--- BEGIN Source passage ---
Limited bandwidth and latency are challenges created by the WAN in a centralized deployment of any application, including IBM TSM. The Cisco® Wide Area Application Services (WAAS) solution uses industry-leading data redundancy elimination (DRE), data compression, and TCP Flow Optimization (TFO) to reduce the communications wait time and overall time needed to back up remote file servers, optimizing the performance and end-user experience of Tivoli Storage Manager over the WAN. This document reviews demonstrated performance improvement metrics of Tivoli Storage Manager using Cisco WAAS over the WAN.
Cisco WAAS Overview
Cisco WAAS is a multilayer application acceleration and WAN optimization solution that improves application performance over the WAN, thus enabling application and server centralization into fewer data centers. Acceleration for backup applications and the associated protocols is achieved through the following Cisco WAAS optimization features:
• Transport Flow Optimizations: TFO provides standards-based, field-proven throughput improvements for TCP-based applications while maintaining packet-network friendliness and safe coexistence with other network nodes communicating using standard TCP implementations. TFO terminates TCP sessions locally and transparently optimizes flows that traverse the WAN, thereby shielding communicating nodes from WAN conditions.
--- END Source passage ---
**Prompt A:** In the passage on Cisco WAAS and Tivoli Storage Manager, which three techniques does the solution use to cut backup time over the WAN?
**Prompt B:** Pick up the passage on Cisco WAAS and Tivoli Storage Manager after its final sentence and keep writing.
--- BEGIN Supplied data ---
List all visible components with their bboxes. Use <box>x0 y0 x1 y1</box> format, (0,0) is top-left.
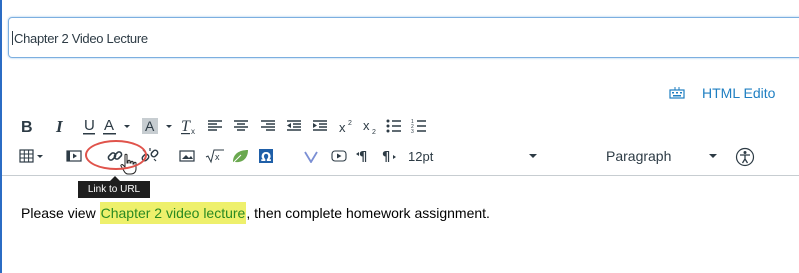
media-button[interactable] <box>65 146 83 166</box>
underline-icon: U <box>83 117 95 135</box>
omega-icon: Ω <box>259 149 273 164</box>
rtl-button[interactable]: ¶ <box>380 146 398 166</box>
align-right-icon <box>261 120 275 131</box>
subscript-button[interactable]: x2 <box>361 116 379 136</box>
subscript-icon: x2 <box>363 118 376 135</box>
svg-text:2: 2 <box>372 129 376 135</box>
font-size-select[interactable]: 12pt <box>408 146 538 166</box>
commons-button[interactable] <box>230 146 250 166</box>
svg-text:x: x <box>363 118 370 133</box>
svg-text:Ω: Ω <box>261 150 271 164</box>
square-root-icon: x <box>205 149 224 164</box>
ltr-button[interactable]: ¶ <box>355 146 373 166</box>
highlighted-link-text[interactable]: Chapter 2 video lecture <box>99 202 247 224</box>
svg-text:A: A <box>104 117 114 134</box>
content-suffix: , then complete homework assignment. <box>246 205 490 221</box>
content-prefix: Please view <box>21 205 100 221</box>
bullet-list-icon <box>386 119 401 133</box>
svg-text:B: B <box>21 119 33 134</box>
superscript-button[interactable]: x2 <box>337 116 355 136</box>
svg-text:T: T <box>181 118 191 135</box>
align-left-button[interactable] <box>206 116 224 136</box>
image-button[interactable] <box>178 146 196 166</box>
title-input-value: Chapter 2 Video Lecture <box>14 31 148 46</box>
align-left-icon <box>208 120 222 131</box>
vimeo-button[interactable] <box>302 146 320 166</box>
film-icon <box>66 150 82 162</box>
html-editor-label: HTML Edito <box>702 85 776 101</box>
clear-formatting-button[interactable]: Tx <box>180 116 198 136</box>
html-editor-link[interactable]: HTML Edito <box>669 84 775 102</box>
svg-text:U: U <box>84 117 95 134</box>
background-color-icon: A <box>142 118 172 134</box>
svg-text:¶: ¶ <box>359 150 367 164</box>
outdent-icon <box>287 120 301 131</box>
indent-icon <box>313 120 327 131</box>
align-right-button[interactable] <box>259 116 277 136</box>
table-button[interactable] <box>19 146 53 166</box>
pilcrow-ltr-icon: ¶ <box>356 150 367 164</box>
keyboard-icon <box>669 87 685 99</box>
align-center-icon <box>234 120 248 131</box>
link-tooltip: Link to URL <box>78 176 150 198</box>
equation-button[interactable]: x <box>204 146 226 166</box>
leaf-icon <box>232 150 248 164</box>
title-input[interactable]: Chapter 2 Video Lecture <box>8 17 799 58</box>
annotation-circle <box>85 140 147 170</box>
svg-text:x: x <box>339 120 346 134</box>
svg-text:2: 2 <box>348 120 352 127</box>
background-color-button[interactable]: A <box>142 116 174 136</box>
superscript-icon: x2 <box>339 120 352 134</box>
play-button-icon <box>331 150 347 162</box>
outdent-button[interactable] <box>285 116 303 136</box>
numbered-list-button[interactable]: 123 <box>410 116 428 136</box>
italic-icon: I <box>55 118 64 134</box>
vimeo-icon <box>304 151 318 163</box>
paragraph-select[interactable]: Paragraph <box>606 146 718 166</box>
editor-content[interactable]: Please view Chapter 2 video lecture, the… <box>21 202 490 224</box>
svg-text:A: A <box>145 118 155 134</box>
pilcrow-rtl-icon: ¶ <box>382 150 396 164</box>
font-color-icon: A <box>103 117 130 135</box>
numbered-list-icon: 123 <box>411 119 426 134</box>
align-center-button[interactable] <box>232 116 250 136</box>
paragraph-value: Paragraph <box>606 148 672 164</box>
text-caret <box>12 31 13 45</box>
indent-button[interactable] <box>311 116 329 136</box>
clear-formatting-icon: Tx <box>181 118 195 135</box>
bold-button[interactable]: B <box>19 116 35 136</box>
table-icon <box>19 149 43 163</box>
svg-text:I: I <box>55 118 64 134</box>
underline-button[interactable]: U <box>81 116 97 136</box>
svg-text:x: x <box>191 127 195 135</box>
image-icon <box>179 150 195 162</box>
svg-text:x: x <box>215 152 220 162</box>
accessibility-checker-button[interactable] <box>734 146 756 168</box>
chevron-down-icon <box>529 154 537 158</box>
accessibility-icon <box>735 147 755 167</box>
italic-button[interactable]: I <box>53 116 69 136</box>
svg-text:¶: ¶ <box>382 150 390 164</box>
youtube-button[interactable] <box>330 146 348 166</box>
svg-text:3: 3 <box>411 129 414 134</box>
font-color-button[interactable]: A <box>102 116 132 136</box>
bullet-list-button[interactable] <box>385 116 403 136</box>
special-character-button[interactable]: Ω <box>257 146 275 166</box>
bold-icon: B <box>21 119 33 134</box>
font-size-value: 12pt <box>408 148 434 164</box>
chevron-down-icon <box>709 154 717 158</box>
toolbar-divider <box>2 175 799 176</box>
--- END Supplied data ---
**Expected output A:** Data redundancy elimination (DRE), data compression, and TCP Flow Optimization (TFO).

**Expected output B:**
• Data Redundancy Elimination (DRE): DRE is an advanced form of network compression that allows Cisco WAAS to maintain a database of data that has been seen previously traversing the network. This information is used to remove redundant transmission patterns so that they do not have to use the network. For repeated patterns, only instructions need to be sent, and the original message is rebuilt in its entirety by the distant appliance. This strategy enables significant levels of compression and helps ensure message and application coherency in that the original message is always rebuilt and verified by the distant Cisco Wide Area Application Engine (WAE). Because DRE is application agnostic and bidirectional, it is effective regardless of the direction of traffic flow. Thus, data patterns that have been identified for one application protocol can be used by other applications, and patterns that have been identified for one direction of traffic flow can be used to remove redundancy for traffic flowing in a different direction.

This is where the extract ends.